• [Exercise details]
Take every line from the listing below that contains "Switched".
::: Provided records :::
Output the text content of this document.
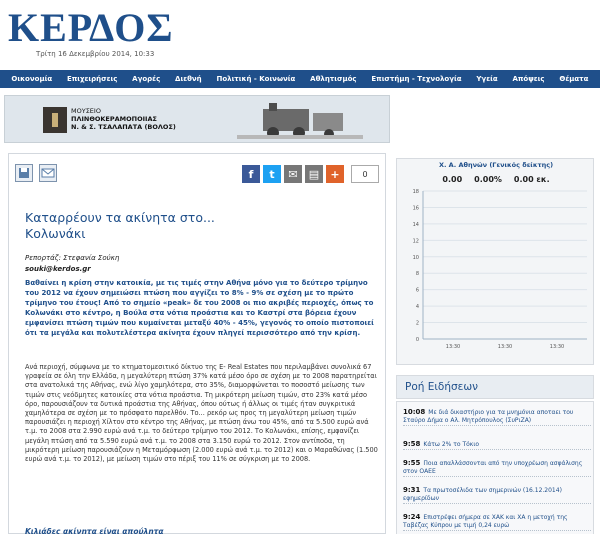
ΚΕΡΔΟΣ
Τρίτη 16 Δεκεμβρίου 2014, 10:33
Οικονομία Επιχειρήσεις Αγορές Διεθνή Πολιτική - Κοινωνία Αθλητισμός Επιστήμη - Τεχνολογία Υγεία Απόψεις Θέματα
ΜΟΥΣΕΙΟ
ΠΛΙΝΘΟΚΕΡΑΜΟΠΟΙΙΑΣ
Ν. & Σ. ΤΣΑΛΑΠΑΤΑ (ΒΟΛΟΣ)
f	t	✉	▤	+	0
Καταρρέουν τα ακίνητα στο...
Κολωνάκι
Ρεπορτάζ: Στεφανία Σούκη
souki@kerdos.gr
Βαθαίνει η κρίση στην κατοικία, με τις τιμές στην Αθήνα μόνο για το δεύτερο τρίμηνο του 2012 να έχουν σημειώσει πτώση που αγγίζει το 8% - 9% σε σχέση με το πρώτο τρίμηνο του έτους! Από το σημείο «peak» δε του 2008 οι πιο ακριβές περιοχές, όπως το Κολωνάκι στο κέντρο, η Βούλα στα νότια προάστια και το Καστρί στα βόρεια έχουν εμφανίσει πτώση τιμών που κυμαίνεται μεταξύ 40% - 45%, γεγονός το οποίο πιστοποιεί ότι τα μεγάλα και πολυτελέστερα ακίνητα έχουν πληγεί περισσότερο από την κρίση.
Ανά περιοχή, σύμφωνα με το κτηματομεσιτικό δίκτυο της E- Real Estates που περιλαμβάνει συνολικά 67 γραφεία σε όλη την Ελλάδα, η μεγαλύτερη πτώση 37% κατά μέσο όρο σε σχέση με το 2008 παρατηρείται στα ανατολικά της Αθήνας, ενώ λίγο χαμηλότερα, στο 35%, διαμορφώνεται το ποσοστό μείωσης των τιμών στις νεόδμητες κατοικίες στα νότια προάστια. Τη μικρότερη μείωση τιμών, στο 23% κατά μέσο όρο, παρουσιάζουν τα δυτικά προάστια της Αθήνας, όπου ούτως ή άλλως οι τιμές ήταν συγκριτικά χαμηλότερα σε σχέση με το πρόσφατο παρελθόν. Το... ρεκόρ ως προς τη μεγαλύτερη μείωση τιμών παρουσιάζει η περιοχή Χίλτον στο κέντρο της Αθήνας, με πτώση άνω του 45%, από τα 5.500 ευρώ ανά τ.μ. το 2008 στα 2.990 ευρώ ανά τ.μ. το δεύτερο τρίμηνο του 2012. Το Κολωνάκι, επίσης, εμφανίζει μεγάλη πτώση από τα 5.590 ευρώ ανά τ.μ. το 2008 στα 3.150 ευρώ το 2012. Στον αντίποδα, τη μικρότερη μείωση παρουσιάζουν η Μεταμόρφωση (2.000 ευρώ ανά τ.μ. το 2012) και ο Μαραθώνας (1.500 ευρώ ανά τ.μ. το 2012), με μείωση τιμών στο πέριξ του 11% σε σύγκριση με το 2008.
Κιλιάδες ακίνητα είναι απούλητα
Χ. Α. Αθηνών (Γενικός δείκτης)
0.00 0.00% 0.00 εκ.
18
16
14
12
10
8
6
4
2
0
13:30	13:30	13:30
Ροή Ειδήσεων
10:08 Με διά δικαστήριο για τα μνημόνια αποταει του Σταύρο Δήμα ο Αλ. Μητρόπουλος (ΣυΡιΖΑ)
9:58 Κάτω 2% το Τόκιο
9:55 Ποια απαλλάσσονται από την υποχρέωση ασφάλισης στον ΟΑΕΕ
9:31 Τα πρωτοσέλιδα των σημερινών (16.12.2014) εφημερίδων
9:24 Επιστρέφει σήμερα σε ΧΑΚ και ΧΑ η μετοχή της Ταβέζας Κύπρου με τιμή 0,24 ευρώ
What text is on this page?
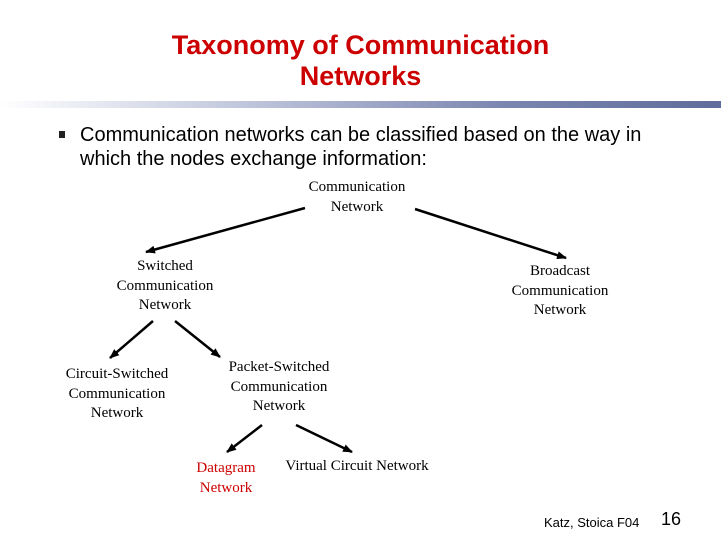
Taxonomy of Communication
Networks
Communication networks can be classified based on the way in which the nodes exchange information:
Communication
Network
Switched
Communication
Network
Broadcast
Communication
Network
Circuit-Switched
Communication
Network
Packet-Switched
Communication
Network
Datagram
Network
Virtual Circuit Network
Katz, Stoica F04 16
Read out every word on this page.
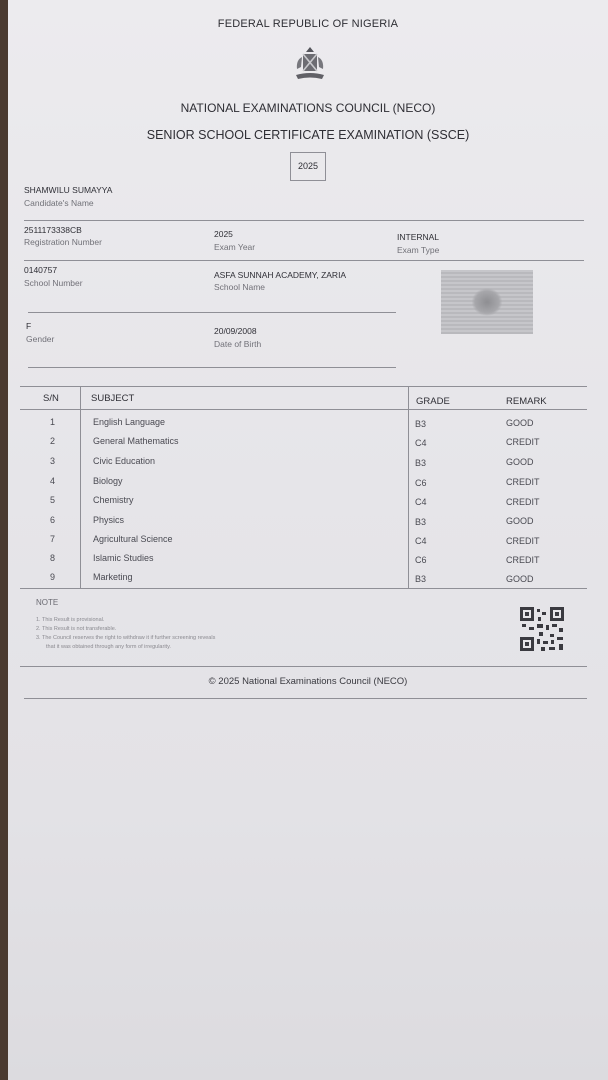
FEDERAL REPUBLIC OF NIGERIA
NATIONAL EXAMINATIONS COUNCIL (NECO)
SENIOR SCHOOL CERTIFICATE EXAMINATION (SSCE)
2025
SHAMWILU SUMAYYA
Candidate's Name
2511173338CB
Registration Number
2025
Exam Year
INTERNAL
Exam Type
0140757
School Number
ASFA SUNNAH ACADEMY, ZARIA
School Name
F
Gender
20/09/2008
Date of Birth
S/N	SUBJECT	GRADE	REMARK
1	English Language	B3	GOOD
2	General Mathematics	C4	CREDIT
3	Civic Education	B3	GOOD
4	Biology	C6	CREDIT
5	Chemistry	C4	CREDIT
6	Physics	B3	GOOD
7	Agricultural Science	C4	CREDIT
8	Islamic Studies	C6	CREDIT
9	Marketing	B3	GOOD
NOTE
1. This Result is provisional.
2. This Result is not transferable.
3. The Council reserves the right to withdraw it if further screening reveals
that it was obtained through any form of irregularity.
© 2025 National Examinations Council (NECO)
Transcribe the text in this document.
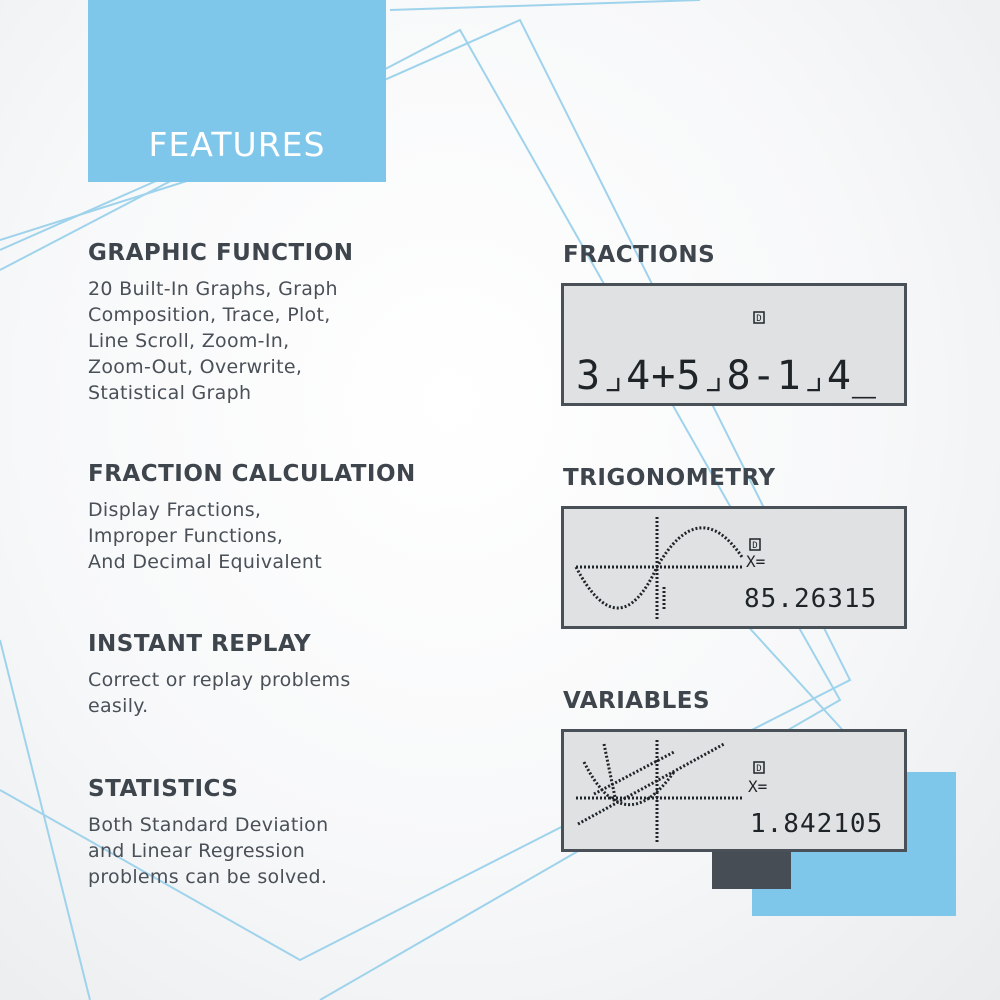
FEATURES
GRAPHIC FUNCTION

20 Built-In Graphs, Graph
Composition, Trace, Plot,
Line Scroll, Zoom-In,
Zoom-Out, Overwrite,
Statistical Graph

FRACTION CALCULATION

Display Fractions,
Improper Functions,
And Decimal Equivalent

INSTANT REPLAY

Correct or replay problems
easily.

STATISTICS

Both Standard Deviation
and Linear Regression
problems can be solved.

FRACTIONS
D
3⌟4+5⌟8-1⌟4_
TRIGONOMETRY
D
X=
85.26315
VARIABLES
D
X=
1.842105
:::
• [Written answer]
Switched
Circuit-Switched
Packet-Switched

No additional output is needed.